What needs to be done. Where the word "South" occurs in a line, return that line.

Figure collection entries
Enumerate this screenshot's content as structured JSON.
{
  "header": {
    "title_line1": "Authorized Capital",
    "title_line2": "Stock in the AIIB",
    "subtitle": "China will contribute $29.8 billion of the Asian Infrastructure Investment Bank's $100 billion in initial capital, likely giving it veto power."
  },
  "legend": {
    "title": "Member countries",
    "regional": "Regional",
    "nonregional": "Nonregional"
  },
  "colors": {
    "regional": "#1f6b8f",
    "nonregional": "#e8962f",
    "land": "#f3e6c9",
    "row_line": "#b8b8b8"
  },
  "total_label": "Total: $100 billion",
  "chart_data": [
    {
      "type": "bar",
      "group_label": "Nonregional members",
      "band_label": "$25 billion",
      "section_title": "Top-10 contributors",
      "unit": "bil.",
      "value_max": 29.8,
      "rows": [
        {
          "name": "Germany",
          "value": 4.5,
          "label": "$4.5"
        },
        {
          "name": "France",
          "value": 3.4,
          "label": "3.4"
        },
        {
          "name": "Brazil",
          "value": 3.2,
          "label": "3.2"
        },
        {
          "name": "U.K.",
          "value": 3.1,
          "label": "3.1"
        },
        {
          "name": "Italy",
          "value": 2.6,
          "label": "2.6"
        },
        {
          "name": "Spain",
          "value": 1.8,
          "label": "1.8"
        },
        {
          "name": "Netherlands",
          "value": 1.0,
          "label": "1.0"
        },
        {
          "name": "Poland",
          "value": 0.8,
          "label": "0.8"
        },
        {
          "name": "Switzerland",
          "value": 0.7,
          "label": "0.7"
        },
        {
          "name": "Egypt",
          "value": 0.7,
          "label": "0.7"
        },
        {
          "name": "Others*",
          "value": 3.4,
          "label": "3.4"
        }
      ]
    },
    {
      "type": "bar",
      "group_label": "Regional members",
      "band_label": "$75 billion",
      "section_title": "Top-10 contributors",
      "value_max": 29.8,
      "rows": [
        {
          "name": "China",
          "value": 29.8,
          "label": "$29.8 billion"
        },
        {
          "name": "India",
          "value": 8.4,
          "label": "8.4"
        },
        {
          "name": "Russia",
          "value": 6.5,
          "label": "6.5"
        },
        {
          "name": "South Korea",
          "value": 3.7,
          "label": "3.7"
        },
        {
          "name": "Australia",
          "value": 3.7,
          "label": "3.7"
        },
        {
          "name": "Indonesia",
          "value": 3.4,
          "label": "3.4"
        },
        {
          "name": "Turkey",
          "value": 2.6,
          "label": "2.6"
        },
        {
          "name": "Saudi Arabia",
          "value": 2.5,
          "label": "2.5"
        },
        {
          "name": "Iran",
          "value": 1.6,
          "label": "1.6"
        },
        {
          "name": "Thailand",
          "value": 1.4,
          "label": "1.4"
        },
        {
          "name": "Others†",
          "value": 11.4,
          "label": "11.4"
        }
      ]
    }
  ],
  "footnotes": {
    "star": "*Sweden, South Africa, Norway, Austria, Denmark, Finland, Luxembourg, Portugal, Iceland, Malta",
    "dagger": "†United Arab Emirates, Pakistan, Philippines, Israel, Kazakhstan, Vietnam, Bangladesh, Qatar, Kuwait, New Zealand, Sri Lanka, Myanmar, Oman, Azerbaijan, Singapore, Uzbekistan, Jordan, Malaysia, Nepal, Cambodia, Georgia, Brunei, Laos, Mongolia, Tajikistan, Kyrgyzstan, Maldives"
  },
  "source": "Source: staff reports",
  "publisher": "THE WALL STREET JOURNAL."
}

Solution.
          "name": "South Korea",
    "star": "*Sweden, South Africa, Norway, Austria, Denmark, Finland, Luxembourg, Portugal, Iceland, Malta",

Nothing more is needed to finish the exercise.